### SOURCE DATA
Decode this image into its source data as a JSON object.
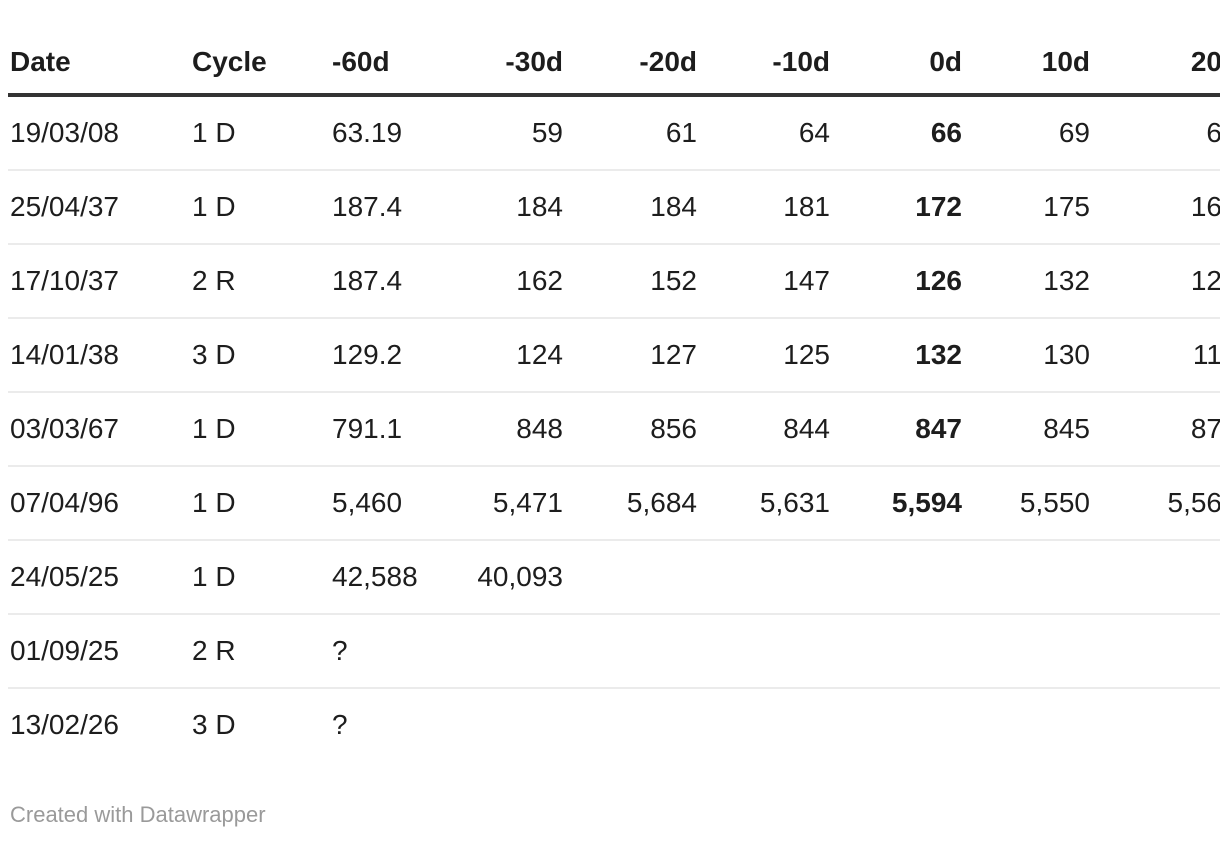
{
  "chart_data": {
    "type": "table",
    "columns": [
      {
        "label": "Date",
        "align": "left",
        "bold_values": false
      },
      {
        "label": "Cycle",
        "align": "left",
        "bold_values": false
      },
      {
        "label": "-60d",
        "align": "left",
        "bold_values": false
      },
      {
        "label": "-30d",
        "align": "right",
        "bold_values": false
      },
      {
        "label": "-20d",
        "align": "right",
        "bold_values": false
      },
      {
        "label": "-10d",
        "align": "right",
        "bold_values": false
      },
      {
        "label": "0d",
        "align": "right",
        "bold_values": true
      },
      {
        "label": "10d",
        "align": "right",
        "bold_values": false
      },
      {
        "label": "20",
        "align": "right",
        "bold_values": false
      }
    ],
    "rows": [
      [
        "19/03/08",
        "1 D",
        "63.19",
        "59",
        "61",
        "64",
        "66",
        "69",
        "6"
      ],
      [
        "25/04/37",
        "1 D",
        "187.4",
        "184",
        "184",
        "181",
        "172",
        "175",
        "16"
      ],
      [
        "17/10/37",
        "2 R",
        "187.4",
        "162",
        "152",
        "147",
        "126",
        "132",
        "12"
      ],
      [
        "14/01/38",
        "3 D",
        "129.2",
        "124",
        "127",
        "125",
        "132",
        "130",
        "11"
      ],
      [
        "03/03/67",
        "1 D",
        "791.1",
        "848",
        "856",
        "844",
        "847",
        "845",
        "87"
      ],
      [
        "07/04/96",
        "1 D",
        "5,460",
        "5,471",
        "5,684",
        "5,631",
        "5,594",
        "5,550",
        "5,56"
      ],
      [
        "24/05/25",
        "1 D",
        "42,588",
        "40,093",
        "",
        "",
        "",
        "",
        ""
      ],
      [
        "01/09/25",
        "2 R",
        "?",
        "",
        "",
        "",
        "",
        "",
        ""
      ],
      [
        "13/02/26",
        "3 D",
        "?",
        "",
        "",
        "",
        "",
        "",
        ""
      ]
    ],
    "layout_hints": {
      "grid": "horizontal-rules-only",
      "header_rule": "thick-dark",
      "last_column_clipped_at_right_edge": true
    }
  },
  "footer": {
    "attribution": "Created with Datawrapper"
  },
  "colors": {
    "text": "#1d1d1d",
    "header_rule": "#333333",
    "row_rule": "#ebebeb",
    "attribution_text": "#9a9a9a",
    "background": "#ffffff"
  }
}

---

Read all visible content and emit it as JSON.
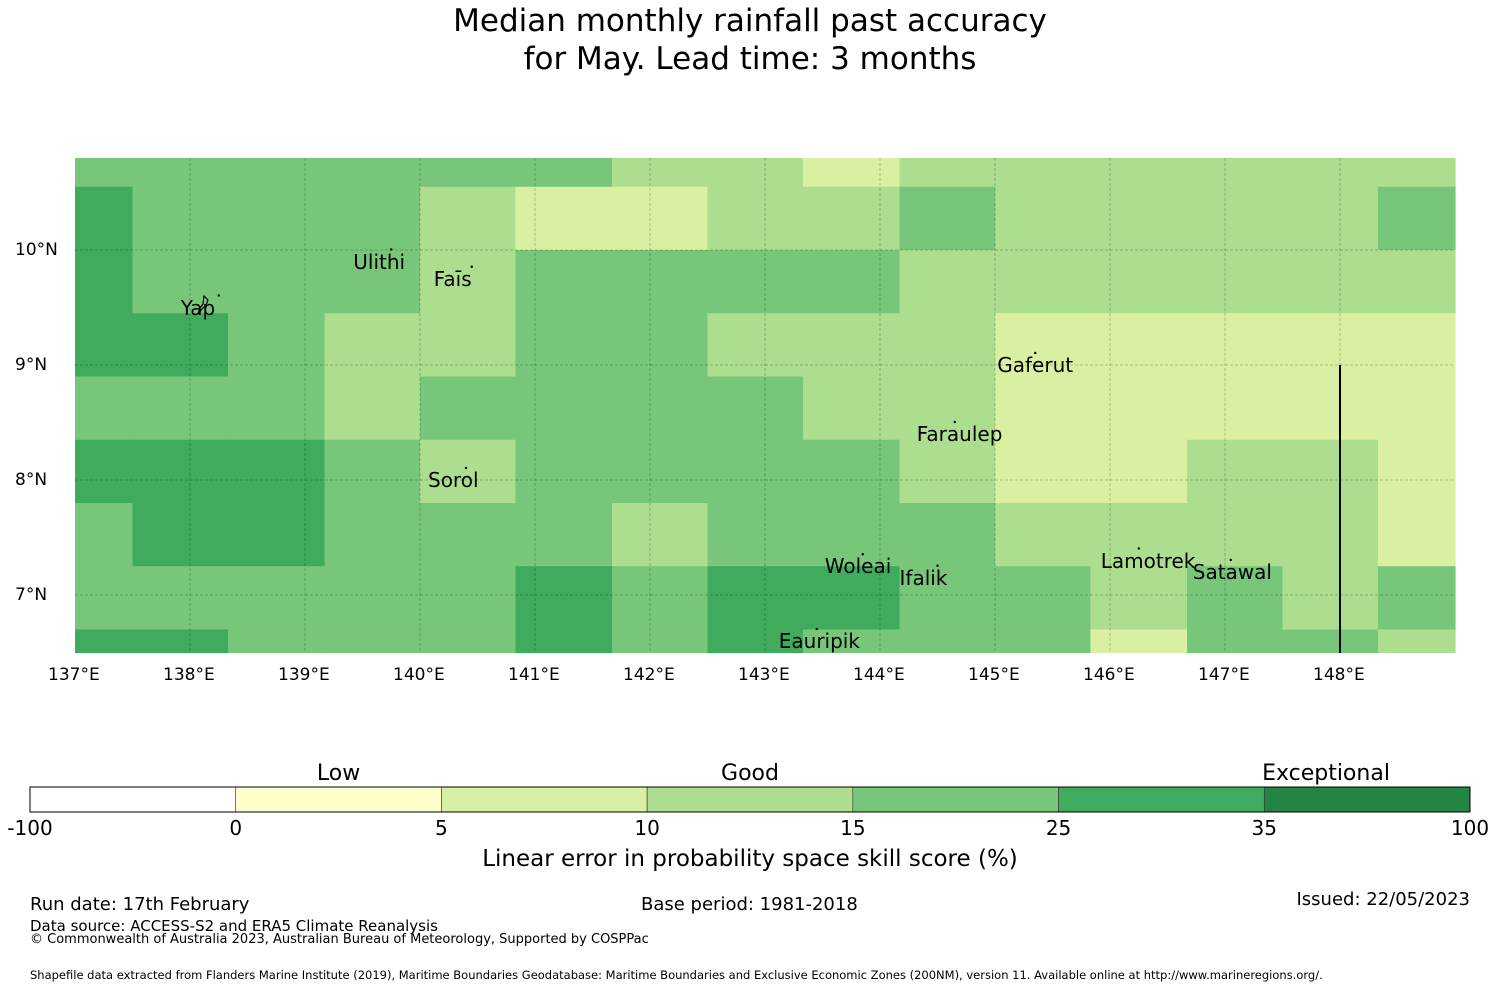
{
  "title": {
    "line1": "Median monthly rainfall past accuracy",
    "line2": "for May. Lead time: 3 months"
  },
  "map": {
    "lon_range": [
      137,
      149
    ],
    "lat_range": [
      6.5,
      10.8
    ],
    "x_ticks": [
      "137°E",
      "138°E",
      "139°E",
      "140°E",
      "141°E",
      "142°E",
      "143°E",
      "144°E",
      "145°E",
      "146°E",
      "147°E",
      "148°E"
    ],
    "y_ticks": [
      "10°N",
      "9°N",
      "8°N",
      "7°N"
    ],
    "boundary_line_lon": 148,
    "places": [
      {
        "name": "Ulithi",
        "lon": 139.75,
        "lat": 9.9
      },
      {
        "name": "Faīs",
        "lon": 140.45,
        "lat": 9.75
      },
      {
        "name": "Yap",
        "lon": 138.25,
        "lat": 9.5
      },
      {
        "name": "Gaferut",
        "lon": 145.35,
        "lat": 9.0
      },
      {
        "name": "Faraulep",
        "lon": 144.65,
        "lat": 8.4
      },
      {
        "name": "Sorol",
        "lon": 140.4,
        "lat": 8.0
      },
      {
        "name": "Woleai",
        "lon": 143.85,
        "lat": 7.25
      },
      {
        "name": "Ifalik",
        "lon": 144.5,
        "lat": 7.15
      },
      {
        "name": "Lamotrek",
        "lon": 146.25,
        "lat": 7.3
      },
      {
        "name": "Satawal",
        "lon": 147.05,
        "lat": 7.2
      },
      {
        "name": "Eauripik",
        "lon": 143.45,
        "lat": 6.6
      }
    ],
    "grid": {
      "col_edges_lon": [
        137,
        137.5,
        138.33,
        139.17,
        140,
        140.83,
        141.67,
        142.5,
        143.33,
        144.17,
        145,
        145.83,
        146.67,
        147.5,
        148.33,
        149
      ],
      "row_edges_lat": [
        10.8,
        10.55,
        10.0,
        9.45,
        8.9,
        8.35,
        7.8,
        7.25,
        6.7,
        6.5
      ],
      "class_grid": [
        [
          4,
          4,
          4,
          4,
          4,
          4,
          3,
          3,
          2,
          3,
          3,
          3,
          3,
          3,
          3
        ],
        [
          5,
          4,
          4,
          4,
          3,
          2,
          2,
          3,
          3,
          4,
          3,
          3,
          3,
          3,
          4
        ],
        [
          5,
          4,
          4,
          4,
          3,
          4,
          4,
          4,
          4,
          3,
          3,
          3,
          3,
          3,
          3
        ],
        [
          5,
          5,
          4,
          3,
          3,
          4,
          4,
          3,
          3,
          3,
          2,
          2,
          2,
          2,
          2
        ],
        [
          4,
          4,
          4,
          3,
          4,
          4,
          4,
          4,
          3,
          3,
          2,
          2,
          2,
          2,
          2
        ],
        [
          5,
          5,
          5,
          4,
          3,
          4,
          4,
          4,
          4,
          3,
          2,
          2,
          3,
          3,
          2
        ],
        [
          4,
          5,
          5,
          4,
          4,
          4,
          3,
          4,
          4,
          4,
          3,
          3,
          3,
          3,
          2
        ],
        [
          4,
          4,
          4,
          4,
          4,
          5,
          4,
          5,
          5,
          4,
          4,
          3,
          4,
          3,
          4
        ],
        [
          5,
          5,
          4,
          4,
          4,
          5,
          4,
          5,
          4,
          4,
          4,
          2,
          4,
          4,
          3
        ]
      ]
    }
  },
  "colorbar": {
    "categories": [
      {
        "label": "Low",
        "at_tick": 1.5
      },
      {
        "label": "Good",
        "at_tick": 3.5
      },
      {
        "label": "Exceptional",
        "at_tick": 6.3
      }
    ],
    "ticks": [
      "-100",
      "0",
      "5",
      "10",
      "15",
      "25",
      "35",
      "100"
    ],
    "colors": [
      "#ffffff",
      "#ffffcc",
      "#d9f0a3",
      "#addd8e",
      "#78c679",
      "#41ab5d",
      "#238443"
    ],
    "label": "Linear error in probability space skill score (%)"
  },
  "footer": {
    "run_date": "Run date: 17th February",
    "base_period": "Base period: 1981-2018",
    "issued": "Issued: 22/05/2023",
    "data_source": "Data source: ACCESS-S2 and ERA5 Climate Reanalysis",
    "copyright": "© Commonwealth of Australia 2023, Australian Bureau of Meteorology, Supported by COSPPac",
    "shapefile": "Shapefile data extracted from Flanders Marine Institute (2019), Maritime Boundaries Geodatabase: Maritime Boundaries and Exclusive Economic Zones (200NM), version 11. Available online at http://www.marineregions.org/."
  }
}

...

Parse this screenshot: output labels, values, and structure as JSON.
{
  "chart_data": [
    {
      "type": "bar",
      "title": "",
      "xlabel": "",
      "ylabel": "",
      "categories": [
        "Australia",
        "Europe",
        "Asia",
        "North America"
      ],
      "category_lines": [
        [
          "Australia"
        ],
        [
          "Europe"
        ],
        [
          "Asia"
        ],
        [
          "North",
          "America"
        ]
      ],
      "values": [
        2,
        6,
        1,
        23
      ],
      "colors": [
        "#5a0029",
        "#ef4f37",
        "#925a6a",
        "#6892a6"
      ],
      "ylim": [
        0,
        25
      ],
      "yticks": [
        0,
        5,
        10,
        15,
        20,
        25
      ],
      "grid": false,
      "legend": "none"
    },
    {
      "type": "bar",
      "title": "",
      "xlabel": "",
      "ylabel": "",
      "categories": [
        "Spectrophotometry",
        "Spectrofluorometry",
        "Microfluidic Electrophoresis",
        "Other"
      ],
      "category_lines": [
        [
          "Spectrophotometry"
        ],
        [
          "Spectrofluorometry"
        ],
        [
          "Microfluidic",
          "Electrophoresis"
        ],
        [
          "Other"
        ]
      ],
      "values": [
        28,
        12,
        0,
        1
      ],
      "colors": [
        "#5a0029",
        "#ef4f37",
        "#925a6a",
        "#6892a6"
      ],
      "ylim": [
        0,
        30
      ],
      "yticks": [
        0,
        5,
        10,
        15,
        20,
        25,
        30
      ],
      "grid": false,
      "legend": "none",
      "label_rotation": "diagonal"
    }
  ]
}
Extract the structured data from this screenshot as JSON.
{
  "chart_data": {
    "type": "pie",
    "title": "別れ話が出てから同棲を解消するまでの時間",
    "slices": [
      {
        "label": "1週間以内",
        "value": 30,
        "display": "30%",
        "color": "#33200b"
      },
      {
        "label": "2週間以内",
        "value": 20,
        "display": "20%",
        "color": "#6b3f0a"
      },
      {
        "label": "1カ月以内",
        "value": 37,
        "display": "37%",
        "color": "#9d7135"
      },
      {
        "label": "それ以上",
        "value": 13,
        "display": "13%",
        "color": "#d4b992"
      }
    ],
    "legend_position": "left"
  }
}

### REQUIREMENTS
Give only the number of lines in the material above that hold the word "display".

### SOLUTION
4